REQUEST: Each entry must appear again exactly as it does in the source.
## Start
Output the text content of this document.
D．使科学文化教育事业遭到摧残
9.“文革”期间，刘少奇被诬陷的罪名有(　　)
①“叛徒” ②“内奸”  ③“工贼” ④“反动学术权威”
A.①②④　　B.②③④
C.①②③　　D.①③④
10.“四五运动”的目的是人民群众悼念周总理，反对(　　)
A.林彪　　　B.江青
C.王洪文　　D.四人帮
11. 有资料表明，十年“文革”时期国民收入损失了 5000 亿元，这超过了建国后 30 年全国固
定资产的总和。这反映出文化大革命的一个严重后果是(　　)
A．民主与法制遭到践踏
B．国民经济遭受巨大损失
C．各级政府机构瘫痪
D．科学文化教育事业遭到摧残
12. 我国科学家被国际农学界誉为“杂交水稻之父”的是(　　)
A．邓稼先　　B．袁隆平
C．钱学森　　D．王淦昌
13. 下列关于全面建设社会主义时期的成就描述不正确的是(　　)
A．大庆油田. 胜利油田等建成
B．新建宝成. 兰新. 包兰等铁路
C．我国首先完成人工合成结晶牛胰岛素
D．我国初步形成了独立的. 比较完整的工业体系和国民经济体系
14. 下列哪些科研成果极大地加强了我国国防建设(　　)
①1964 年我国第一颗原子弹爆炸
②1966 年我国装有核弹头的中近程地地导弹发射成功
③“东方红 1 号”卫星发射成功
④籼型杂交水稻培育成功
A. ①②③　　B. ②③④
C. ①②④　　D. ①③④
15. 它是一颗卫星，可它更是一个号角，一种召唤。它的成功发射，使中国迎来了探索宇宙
## End
EXERCISE OUTPUT:
Output the text content of this document.
D．使科学文化教育事业遭到摧残
9.“文革”期间，刘少奇被诬陷的罪名有(　　)
①“叛徒” ②“内奸”  ③“工贼” ④“反动学术权威”
A.①②④　　B.②③④
C.①②③　　D.①③④
10.“四五运动”的目的是人民群众悼念周总理，反对(　　)
A.林彪　　　B.江青
C.王洪文　　D.四人帮
11. 有资料表明，十年“文革”时期国民收入损失了 5000 亿元，这超过了建国后 30 年全国固
定资产的总和。这反映出文化大革命的一个严重后果是(　　)
A．民主与法制遭到践踏
B．国民经济遭受巨大损失
C．各级政府机构瘫痪
D．科学文化教育事业遭到摧残
12. 我国科学家被国际农学界誉为“杂交水稻之父”的是(　　)
A．邓稼先　　B．袁隆平
C．钱学森　　D．王淦昌
13. 下列关于全面建设社会主义时期的成就描述不正确的是(　　)
A．大庆油田. 胜利油田等建成
B．新建宝成. 兰新. 包兰等铁路
C．我国首先完成人工合成结晶牛胰岛素
D．我国初步形成了独立的. 比较完整的工业体系和国民经济体系
14. 下列哪些科研成果极大地加强了我国国防建设(　　)
①1964 年我国第一颗原子弹爆炸
②1966 年我国装有核弹头的中近程地地导弹发射成功
③“东方红 1 号”卫星发射成功
④籼型杂交水稻培育成功
A. ①②③　　B. ②③④
C. ①②④　　D. ①③④
15. 它是一颗卫星，可它更是一个号角，一种召唤。它的成功发射，使中国迎来了探索宇宙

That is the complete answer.